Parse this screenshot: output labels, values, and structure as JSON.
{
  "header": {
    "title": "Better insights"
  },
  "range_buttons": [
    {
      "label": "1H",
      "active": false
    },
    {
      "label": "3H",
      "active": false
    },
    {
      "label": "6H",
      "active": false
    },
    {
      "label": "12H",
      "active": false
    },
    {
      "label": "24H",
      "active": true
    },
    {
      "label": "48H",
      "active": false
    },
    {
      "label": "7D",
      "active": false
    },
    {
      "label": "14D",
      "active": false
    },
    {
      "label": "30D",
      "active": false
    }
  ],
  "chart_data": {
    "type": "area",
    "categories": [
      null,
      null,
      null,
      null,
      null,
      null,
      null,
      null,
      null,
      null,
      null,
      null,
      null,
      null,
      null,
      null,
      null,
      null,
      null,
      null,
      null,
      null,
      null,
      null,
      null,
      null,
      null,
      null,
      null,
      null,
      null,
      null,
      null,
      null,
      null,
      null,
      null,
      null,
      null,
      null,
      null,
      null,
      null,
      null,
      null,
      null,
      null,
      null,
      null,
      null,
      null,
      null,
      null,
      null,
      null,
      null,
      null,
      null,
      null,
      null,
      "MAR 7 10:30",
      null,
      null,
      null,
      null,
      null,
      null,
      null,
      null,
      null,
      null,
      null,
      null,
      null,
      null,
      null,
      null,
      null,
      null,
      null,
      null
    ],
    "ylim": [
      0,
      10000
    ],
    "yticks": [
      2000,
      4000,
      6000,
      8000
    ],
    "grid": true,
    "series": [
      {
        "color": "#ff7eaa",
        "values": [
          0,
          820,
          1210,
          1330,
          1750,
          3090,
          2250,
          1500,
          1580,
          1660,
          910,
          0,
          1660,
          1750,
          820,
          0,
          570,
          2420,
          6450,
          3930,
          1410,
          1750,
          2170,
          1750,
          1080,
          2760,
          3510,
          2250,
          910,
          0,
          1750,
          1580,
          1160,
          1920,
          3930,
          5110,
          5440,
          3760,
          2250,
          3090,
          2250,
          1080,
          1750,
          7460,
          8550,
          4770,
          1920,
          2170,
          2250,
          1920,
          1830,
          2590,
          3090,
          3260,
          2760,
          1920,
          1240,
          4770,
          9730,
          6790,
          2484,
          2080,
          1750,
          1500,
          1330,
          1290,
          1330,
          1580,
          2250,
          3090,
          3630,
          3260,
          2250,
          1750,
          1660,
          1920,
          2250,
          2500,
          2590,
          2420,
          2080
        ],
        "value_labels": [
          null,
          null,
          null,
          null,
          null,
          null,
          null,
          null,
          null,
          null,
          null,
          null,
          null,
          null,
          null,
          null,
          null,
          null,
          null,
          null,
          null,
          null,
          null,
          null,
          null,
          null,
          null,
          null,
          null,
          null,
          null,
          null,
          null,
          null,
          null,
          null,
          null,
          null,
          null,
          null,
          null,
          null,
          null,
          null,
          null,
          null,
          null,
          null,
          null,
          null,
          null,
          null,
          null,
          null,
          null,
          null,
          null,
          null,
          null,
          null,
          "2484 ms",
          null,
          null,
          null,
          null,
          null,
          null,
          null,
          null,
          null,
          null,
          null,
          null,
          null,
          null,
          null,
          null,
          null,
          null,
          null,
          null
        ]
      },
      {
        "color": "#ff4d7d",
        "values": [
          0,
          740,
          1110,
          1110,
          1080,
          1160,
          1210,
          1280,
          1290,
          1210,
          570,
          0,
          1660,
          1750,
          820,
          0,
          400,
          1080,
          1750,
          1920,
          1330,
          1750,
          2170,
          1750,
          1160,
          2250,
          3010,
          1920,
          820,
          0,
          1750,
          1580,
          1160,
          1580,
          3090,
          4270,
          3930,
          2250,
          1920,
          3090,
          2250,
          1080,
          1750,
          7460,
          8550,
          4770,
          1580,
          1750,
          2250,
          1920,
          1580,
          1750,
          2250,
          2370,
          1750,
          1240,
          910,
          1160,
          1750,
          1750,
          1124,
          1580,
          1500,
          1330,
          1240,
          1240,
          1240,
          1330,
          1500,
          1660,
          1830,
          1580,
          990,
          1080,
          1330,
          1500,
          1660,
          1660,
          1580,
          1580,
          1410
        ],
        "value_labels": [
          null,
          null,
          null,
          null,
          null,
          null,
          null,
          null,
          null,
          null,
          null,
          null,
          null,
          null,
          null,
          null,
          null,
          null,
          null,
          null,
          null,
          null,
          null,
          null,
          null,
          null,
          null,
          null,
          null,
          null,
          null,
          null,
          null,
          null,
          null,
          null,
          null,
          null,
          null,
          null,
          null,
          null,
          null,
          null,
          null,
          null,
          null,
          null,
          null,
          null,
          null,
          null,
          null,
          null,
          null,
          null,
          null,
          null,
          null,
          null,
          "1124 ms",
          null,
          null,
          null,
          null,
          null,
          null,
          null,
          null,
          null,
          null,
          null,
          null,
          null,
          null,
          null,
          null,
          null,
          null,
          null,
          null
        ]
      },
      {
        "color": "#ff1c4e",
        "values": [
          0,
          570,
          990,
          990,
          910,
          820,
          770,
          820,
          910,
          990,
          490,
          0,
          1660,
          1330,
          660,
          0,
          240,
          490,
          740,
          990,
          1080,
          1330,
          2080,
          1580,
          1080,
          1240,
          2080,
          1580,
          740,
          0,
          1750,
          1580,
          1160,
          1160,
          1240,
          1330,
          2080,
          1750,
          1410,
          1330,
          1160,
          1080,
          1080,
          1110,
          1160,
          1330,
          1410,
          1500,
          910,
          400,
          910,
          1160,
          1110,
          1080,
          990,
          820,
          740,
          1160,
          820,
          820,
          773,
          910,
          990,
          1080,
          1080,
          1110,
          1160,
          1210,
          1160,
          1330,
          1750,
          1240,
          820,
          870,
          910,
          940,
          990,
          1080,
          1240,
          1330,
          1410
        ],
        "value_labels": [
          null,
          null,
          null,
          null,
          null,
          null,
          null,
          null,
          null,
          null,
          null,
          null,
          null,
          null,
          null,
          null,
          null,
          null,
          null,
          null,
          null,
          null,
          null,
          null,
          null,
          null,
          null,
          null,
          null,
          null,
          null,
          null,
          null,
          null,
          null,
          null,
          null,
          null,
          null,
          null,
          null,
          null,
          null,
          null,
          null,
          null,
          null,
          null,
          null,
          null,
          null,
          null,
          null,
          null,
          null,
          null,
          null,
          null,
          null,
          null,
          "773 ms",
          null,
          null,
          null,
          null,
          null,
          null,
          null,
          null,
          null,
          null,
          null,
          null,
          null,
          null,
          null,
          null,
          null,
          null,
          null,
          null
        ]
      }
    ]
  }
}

◆ **Your goal**
Every record shown above should be written out again exactly.

◆ **Solved exercise**
Parse this screenshot: output labels, values, and structure as JSON.
{
  "header": {
    "title": "Better insights"
  },
  "range_buttons": [
    {
      "label": "1H",
      "active": false
    },
    {
      "label": "3H",
      "active": false
    },
    {
      "label": "6H",
      "active": false
    },
    {
      "label": "12H",
      "active": false
    },
    {
      "label": "24H",
      "active": true
    },
    {
      "label": "48H",
      "active": false
    },
    {
      "label": "7D",
      "active": false
    },
    {
      "label": "14D",
      "active": false
    },
    {
      "label": "30D",
      "active": false
    }
  ],
  "chart_data": {
    "type": "area",
    "categories": [
      null,
      null,
      null,
      null,
      null,
      null,
      null,
      null,
      null,
      null,
      null,
      null,
      null,
      null,
      null,
      null,
      null,
      null,
      null,
      null,
      null,
      null,
      null,
      null,
      null,
      null,
      null,
      null,
      null,
      null,
      null,
      null,
      null,
      null,
      null,
      null,
      null,
      null,
      null,
      null,
      null,
      null,
      null,
      null,
      null,
      null,
      null,
      null,
      null,
      null,
      null,
      null,
      null,
      null,
      null,
      null,
      null,
      null,
      null,
      null,
      "MAR 7 10:30",
      null,
      null,
      null,
      null,
      null,
      null,
      null,
      null,
      null,
      null,
      null,
      null,
      null,
      null,
      null,
      null,
      null,
      null,
      null,
      null
    ],
    "ylim": [
      0,
      10000
    ],
    "yticks": [
      2000,
      4000,
      6000,
      8000
    ],
    "grid": true,
    "series": [
      {
        "color": "#ff7eaa",
        "values": [
          0,
          820,
          1210,
          1330,
          1750,
          3090,
          2250,
          1500,
          1580,
          1660,
          910,
          0,
          1660,
          1750,
          820,
          0,
          570,
          2420,
          6450,
          3930,
          1410,
          1750,
          2170,
          1750,
          1080,
          2760,
          3510,
          2250,
          910,
          0,
          1750,
          1580,
          1160,
          1920,
          3930,
          5110,
          5440,
          3760,
          2250,
          3090,
          2250,
          1080,
          1750,
          7460,
          8550,
          4770,
          1920,
          2170,
          2250,
          1920,
          1830,
          2590,
          3090,
          3260,
          2760,
          1920,
          1240,
          4770,
          9730,
          6790,
          2484,
          2080,
          1750,
          1500,
          1330,
          1290,
          1330,
          1580,
          2250,
          3090,
          3630,
          3260,
          2250,
          1750,
          1660,
          1920,
          2250,
          2500,
          2590,
          2420,
          2080
        ],
        "value_labels": [
          null,
          null,
          null,
          null,
          null,
          null,
          null,
          null,
          null,
          null,
          null,
          null,
          null,
          null,
          null,
          null,
          null,
          null,
          null,
          null,
          null,
          null,
          null,
          null,
          null,
          null,
          null,
          null,
          null,
          null,
          null,
          null,
          null,
          null,
          null,
          null,
          null,
          null,
          null,
          null,
          null,
          null,
          null,
          null,
          null,
          null,
          null,
          null,
          null,
          null,
          null,
          null,
          null,
          null,
          null,
          null,
          null,
          null,
          null,
          null,
          "2484 ms",
          null,
          null,
          null,
          null,
          null,
          null,
          null,
          null,
          null,
          null,
          null,
          null,
          null,
          null,
          null,
          null,
          null,
          null,
          null,
          null
        ]
      },
      {
        "color": "#ff4d7d",
        "values": [
          0,
          740,
          1110,
          1110,
          1080,
          1160,
          1210,
          1280,
          1290,
          1210,
          570,
          0,
          1660,
          1750,
          820,
          0,
          400,
          1080,
          1750,
          1920,
          1330,
          1750,
          2170,
          1750,
          1160,
          2250,
          3010,
          1920,
          820,
          0,
          1750,
          1580,
          1160,
          1580,
          3090,
          4270,
          3930,
          2250,
          1920,
          3090,
          2250,
          1080,
          1750,
          7460,
          8550,
          4770,
          1580,
          1750,
          2250,
          1920,
          1580,
          1750,
          2250,
          2370,
          1750,
          1240,
          910,
          1160,
          1750,
          1750,
          1124,
          1580,
          1500,
          1330,
          1240,
          1240,
          1240,
          1330,
          1500,
          1660,
          1830,
          1580,
          990,
          1080,
          1330,
          1500,
          1660,
          1660,
          1580,
          1580,
          1410
        ],
        "value_labels": [
          null,
          null,
          null,
          null,
          null,
          null,
          null,
          null,
          null,
          null,
          null,
          null,
          null,
          null,
          null,
          null,
          null,
          null,
          null,
          null,
          null,
          null,
          null,
          null,
          null,
          null,
          null,
          null,
          null,
          null,
          null,
          null,
          null,
          null,
          null,
          null,
          null,
          null,
          null,
          null,
          null,
          null,
          null,
          null,
          null,
          null,
          null,
          null,
          null,
          null,
          null,
          null,
          null,
          null,
          null,
          null,
          null,
          null,
          null,
          null,
          "1124 ms",
          null,
          null,
          null,
          null,
          null,
          null,
          null,
          null,
          null,
          null,
          null,
          null,
          null,
          null,
          null,
          null,
          null,
          null,
          null,
          null
        ]
      },
      {
        "color": "#ff1c4e",
        "values": [
          0,
          570,
          990,
          990,
          910,
          820,
          770,
          820,
          910,
          990,
          490,
          0,
          1660,
          1330,
          660,
          0,
          240,
          490,
          740,
          990,
          1080,
          1330,
          2080,
          1580,
          1080,
          1240,
          2080,
          1580,
          740,
          0,
          1750,
          1580,
          1160,
          1160,
          1240,
          1330,
          2080,
          1750,
          1410,
          1330,
          1160,
          1080,
          1080,
          1110,
          1160,
          1330,
          1410,
          1500,
          910,
          400,
          910,
          1160,
          1110,
          1080,
          990,
          820,
          740,
          1160,
          820,
          820,
          773,
          910,
          990,
          1080,
          1080,
          1110,
          1160,
          1210,
          1160,
          1330,
          1750,
          1240,
          820,
          870,
          910,
          940,
          990,
          1080,
          1240,
          1330,
          1410
        ],
        "value_labels": [
          null,
          null,
          null,
          null,
          null,
          null,
          null,
          null,
          null,
          null,
          null,
          null,
          null,
          null,
          null,
          null,
          null,
          null,
          null,
          null,
          null,
          null,
          null,
          null,
          null,
          null,
          null,
          null,
          null,
          null,
          null,
          null,
          null,
          null,
          null,
          null,
          null,
          null,
          null,
          null,
          null,
          null,
          null,
          null,
          null,
          null,
          null,
          null,
          null,
          null,
          null,
          null,
          null,
          null,
          null,
          null,
          null,
          null,
          null,
          null,
          "773 ms",
          null,
          null,
          null,
          null,
          null,
          null,
          null,
          null,
          null,
          null,
          null,
          null,
          null,
          null,
          null,
          null,
          null,
          null,
          null,
          null
        ]
      }
    ]
  }
}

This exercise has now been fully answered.